Rows from a figure dataset -
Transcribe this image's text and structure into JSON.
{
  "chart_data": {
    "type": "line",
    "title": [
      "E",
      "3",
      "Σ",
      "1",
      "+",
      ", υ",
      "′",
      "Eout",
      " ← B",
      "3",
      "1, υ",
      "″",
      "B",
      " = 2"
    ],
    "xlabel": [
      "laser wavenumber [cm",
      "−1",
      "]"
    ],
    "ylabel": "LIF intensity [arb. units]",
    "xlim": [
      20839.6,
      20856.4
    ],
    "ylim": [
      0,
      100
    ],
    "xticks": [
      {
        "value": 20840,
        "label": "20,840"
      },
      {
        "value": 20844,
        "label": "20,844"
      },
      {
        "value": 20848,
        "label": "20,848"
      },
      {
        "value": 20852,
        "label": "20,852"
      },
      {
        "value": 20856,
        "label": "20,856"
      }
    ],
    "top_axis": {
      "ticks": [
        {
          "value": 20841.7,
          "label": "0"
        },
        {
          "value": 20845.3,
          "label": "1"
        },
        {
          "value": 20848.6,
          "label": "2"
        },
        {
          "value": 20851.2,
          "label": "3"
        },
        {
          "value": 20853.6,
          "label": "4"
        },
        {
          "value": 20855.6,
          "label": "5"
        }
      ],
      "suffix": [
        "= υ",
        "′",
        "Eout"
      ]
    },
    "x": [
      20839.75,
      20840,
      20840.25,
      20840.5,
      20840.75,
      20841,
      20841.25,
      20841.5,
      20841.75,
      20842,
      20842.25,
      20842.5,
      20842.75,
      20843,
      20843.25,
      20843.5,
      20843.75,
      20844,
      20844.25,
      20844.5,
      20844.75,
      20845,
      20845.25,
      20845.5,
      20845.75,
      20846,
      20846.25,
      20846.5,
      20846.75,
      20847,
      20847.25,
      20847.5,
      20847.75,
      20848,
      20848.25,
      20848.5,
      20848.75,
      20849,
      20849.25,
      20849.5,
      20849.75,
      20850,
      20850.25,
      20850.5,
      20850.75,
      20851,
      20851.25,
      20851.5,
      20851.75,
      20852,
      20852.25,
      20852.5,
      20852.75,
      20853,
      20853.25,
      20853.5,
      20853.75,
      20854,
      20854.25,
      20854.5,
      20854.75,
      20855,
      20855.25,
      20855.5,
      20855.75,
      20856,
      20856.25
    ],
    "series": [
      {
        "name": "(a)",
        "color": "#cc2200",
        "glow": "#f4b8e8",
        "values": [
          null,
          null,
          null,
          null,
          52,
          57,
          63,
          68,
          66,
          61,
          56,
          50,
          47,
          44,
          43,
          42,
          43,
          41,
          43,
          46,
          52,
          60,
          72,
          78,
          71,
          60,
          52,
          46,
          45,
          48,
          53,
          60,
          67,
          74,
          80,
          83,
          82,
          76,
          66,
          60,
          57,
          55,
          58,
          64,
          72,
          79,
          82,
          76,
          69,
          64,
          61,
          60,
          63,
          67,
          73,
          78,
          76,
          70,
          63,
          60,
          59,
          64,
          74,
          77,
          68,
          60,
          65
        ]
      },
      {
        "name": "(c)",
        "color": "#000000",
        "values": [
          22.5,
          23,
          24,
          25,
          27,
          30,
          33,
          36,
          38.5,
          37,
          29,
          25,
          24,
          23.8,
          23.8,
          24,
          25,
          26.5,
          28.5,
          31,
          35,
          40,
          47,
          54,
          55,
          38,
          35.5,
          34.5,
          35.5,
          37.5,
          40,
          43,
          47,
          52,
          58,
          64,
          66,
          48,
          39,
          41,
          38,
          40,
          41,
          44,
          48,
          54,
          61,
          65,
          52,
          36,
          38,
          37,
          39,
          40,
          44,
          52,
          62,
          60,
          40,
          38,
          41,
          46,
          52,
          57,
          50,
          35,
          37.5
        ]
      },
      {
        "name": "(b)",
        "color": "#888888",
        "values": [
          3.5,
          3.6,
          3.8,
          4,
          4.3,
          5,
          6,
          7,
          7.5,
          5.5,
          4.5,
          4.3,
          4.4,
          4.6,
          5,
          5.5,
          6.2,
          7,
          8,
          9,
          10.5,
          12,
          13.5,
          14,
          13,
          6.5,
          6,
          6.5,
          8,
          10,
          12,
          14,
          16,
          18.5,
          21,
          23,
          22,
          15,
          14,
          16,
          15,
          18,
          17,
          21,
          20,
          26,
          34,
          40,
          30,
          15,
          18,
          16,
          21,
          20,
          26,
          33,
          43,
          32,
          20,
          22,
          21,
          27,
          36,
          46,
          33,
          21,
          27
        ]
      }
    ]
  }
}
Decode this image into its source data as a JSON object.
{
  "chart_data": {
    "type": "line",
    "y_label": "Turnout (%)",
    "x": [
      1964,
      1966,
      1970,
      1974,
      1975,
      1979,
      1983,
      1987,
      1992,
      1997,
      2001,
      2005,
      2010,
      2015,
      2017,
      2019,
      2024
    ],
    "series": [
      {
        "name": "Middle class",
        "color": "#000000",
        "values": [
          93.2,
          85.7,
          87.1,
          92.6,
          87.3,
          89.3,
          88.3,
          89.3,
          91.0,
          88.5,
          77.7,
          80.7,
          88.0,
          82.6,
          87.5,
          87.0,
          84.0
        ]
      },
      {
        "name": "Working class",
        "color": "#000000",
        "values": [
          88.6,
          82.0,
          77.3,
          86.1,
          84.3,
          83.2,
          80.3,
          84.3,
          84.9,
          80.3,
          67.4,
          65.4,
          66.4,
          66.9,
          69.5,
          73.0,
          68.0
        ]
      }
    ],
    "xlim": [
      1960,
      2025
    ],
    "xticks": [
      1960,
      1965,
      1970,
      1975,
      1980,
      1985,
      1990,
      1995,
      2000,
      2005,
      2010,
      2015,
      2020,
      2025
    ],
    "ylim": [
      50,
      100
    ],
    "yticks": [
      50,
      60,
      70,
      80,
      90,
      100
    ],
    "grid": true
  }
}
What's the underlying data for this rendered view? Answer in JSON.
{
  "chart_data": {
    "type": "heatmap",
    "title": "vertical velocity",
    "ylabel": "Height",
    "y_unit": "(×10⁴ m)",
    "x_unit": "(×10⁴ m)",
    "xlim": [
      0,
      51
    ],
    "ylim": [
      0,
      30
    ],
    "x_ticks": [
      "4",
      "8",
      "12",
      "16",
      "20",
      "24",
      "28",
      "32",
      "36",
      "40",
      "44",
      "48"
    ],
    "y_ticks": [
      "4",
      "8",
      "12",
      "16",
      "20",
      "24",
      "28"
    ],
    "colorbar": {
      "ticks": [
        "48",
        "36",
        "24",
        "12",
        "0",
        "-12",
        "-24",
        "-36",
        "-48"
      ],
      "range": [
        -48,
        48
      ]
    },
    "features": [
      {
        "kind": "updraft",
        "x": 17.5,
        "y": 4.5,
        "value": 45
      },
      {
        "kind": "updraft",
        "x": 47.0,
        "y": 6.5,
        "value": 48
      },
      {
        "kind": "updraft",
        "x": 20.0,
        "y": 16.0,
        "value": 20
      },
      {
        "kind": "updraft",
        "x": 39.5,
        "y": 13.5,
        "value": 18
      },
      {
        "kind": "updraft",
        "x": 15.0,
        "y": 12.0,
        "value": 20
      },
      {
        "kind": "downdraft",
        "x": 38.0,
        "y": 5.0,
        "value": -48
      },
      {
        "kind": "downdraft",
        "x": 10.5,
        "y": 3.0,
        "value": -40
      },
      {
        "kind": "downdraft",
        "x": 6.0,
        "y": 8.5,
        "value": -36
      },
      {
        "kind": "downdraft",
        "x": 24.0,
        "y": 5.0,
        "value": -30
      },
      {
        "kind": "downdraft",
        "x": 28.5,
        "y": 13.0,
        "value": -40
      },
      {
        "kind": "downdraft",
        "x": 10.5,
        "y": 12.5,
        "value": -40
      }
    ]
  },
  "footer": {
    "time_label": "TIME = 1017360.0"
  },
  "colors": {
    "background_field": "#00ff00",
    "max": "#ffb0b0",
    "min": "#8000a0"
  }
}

What is expected - Report how many lines of the records above contain the word "ylabel", and give only that number.

The result - 2